→ EXERCISE DESCRIPTION:
Copy nothing but the text: reproduce each line of the listing exactly and leave the pictures out.
— Begin THE RECORDS —
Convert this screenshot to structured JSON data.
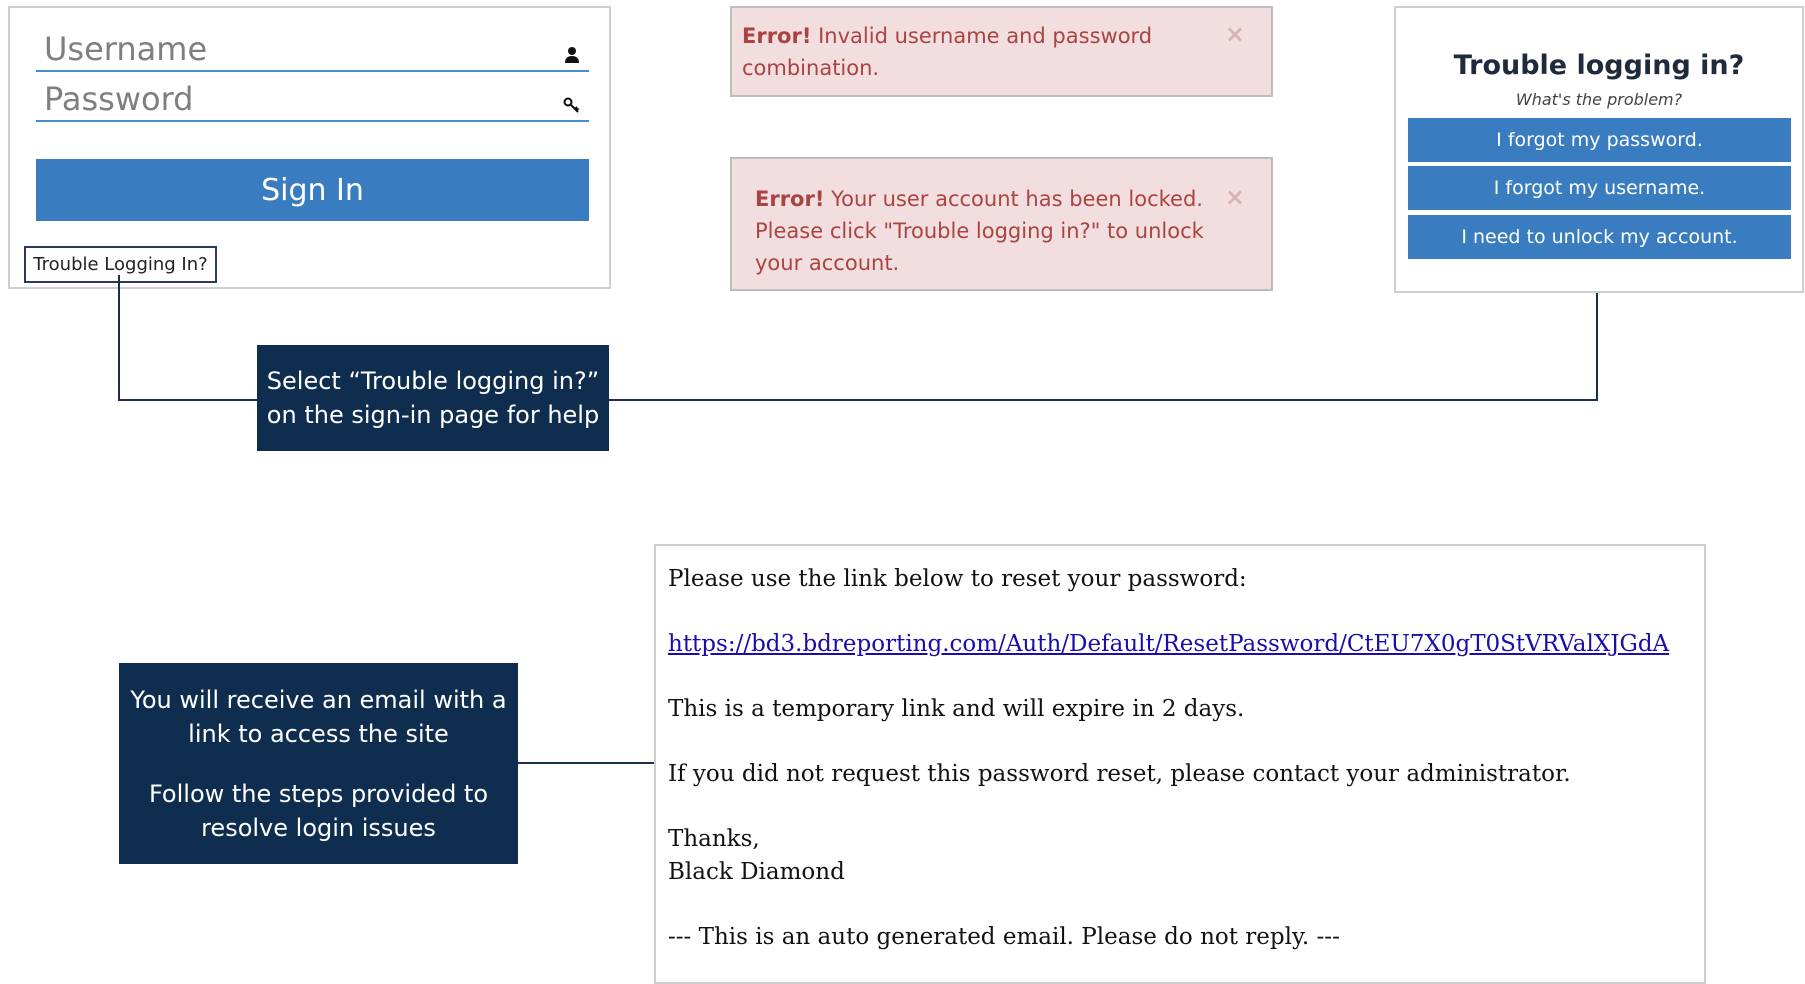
{
  "login": {
    "username_placeholder": "Username",
    "password_placeholder": "Password",
    "signin_label": "Sign In",
    "trouble_link_label": "Trouble Logging In?"
  },
  "alerts": {
    "invalid": {
      "prefix": "Error!",
      "line1": "Invalid username and password",
      "line2": "combination.",
      "close": "×"
    },
    "locked": {
      "prefix": "Error!",
      "line1": "Your user account has been locked.",
      "line2": "Please click \"Trouble logging in?\" to unlock",
      "line3": "your account.",
      "close": "×"
    }
  },
  "trouble": {
    "title": "Trouble logging in?",
    "subtitle": "What's the problem?",
    "options": [
      "I forgot my password.",
      "I forgot my username.",
      "I need to unlock my account."
    ]
  },
  "callouts": {
    "select": {
      "line1": "Select “Trouble logging in?”",
      "line2": "on the sign-in page for help"
    },
    "email": {
      "line1": "You will receive an email with a",
      "line2": "link to access the site",
      "line3": "Follow the steps provided to",
      "line4": "resolve login issues"
    }
  },
  "email": {
    "intro": "Please use the link below to reset your password:",
    "link": "https://bd3.bdreporting.com/Auth/Default/ResetPassword/CtEU7X0gT0StVRValXJGdA",
    "expiry": "This is a temporary link and will expire in 2 days.",
    "contact": "If you did not request this password reset, please contact your administrator.",
    "thanks": "Thanks,",
    "signature": "Black Diamond",
    "footer": "--- This is an auto generated email.  Please do not reply. ---"
  },
  "colors": {
    "primary_button": "#3a7cc0",
    "callout_bg": "#0f2d4e",
    "alert_bg": "#f2dede",
    "alert_text": "#a94442",
    "link": "#1a0dab"
  }
}
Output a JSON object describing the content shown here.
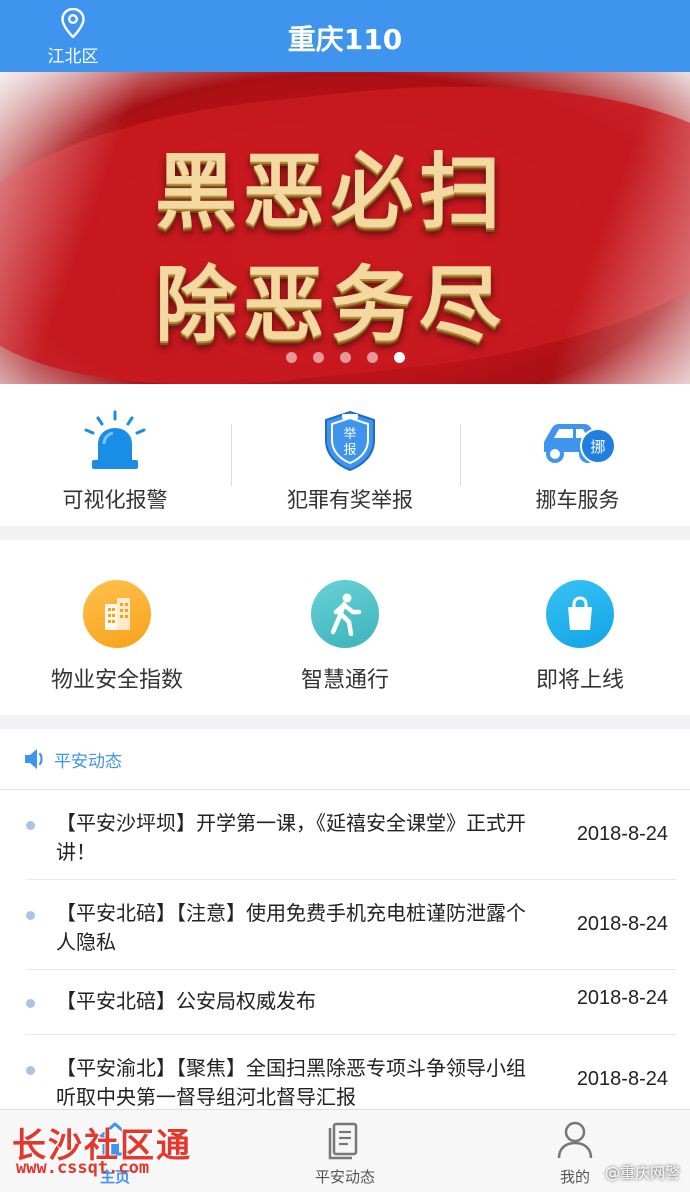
{
  "header": {
    "title": "重庆110",
    "location": "江北区"
  },
  "banner": {
    "slogan_line1": "黑恶必扫",
    "slogan_line2": "除恶务尽",
    "slides_total": 5,
    "active_slide": 5
  },
  "services_row1": [
    {
      "label": "可视化报警",
      "icon": "alarm-light-icon"
    },
    {
      "label": "犯罪有奖举报",
      "icon": "report-badge-icon",
      "badge_text": "举报"
    },
    {
      "label": "挪车服务",
      "icon": "car-move-icon",
      "badge_text": "挪"
    }
  ],
  "services_row2": [
    {
      "label": "物业安全指数",
      "icon": "building-icon"
    },
    {
      "label": "智慧通行",
      "icon": "walking-person-icon"
    },
    {
      "label": "即将上线",
      "icon": "shopping-bag-icon"
    }
  ],
  "news": {
    "section_title": "平安动态",
    "items": [
      {
        "title": "【平安沙坪坝】开学第一课，《延禧安全课堂》正式开讲！",
        "date": "2018-8-24"
      },
      {
        "title": "【平安北碚】【注意】使用免费手机充电桩谨防泄露个人隐私",
        "date": "2018-8-24"
      },
      {
        "title": "【平安北碚】公安局权威发布",
        "date": "2018-8-24"
      },
      {
        "title": "【平安渝北】【聚焦】全国扫黑除恶专项斗争领导小组听取中央第一督导组河北督导汇报",
        "date": "2018-8-24"
      }
    ]
  },
  "tabbar": {
    "home": "主页",
    "news": "平安动态",
    "me": "我的"
  },
  "watermarks": {
    "site_name": "长沙社区通",
    "site_url": "www.cssqt.com",
    "weibo": "@重庆网警"
  },
  "colors": {
    "primary": "#3f95ee",
    "banner_red": "#c5151a",
    "watermark_red": "#e6372c"
  }
}
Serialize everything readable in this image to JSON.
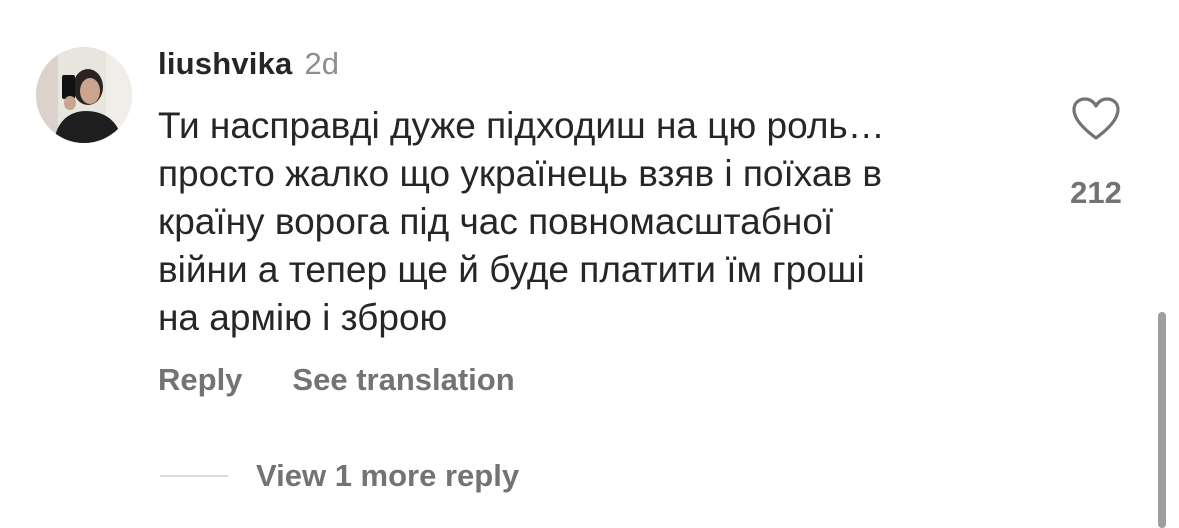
— End THE RECORDS —
→ RESPONSE FOR THIS EXERCISE:
Convert this screenshot to structured JSON data.
{
  "login": {
    "username_placeholder": "Username",
    "password_placeholder": "Password",
    "signin_label": "Sign In",
    "trouble_link_label": "Trouble Logging In?"
  },
  "alerts": {
    "invalid": {
      "prefix": "Error!",
      "line1": "Invalid username and password",
      "line2": "combination.",
      "close": "×"
    },
    "locked": {
      "prefix": "Error!",
      "line1": "Your user account has been locked.",
      "line2": "Please click \"Trouble logging in?\" to unlock",
      "line3": "your account.",
      "close": "×"
    }
  },
  "trouble": {
    "title": "Trouble logging in?",
    "subtitle": "What's the problem?",
    "options": [
      "I forgot my password.",
      "I forgot my username.",
      "I need to unlock my account."
    ]
  },
  "callouts": {
    "select": {
      "line1": "Select “Trouble logging in?”",
      "line2": "on the sign-in page for help"
    },
    "email": {
      "line1": "You will receive an email with a",
      "line2": "link to access the site",
      "line3": "Follow the steps provided to",
      "line4": "resolve login issues"
    }
  },
  "email": {
    "intro": "Please use the link below to reset your password:",
    "link": "https://bd3.bdreporting.com/Auth/Default/ResetPassword/CtEU7X0gT0StVRValXJGdA",
    "expiry": "This is a temporary link and will expire in 2 days.",
    "contact": "If you did not request this password reset, please contact your administrator.",
    "thanks": "Thanks,",
    "signature": "Black Diamond",
    "footer": "--- This is an auto generated email.  Please do not reply. ---"
  },
  "colors": {
    "primary_button": "#3a7cc0",
    "callout_bg": "#0f2d4e",
    "alert_bg": "#f2dede",
    "alert_text": "#a94442",
    "link": "#1a0dab"
  }
}
Output a JSON object describing the content shown here.
{
  "header": {
    "title": "重庆110",
    "location": "江北区"
  },
  "banner": {
    "slogan_line1": "黑恶必扫",
    "slogan_line2": "除恶务尽",
    "slides_total": 5,
    "active_slide": 5
  },
  "services_row1": [
    {
      "label": "可视化报警",
      "icon": "alarm-light-icon"
    },
    {
      "label": "犯罪有奖举报",
      "icon": "report-badge-icon",
      "badge_text": "举报"
    },
    {
      "label": "挪车服务",
      "icon": "car-move-icon",
      "badge_text": "挪"
    }
  ],
  "services_row2": [
    {
      "label": "物业安全指数",
      "icon": "building-icon"
    },
    {
      "label": "智慧通行",
      "icon": "walking-person-icon"
    },
    {
      "label": "即将上线",
      "icon": "shopping-bag-icon"
    }
  ],
  "news": {
    "section_title": "平安动态",
    "items": [
      {
        "title": "【平安沙坪坝】开学第一课，《延禧安全课堂》正式开讲！",
        "date": "2018-8-24"
      },
      {
        "title": "【平安北碚】【注意】使用免费手机充电桩谨防泄露个人隐私",
        "date": "2018-8-24"
      },
      {
        "title": "【平安北碚】公安局权威发布",
        "date": "2018-8-24"
      },
      {
        "title": "【平安渝北】【聚焦】全国扫黑除恶专项斗争领导小组听取中央第一督导组河北督导汇报",
        "date": "2018-8-24"
      }
    ]
  },
  "tabbar": {
    "home": "主页",
    "news": "平安动态",
    "me": "我的"
  },
  "watermarks": {
    "site_name": "长沙社区通",
    "site_url": "www.cssqt.com",
    "weibo": "@重庆网警"
  },
  "colors": {
    "primary": "#3f95ee",
    "banner_red": "#c5151a",
    "watermark_red": "#e6372c"
  }
}
Serialize everything readable in this image to JSON.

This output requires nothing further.